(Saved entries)
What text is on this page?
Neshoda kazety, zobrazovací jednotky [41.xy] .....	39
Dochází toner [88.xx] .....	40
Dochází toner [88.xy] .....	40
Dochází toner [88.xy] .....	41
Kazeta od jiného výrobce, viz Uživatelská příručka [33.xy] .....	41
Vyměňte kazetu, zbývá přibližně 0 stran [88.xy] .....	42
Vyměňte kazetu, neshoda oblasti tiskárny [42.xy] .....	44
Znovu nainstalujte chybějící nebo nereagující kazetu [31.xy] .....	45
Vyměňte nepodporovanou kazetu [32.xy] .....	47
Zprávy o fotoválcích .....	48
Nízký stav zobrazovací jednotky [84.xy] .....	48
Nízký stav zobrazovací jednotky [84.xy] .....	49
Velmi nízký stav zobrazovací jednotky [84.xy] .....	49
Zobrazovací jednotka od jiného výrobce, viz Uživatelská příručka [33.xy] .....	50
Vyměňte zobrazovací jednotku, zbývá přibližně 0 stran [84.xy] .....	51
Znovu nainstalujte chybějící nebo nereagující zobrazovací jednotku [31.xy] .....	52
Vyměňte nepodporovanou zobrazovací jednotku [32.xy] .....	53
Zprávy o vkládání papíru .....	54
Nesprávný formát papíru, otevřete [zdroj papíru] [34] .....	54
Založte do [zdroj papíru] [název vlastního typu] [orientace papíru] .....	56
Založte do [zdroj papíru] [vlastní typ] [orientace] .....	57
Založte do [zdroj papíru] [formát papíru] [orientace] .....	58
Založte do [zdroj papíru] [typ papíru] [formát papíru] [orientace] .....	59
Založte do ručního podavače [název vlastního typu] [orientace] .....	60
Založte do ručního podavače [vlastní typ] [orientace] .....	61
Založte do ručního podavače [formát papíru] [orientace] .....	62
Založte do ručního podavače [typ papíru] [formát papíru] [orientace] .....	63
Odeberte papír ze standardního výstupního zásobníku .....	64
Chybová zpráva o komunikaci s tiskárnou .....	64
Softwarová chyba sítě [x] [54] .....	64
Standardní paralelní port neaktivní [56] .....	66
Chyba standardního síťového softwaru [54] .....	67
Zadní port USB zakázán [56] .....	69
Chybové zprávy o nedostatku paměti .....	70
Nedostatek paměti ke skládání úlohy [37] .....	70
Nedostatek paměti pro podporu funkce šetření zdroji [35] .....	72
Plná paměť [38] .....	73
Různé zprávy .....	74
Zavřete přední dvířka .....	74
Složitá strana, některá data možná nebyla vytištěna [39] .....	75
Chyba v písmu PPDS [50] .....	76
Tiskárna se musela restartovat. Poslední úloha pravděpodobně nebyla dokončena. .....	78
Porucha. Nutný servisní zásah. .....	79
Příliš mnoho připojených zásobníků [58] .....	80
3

Set task:
Check each line of the data above for the string "Vyměňte" and report only how many lines have it.

Result for this task:
5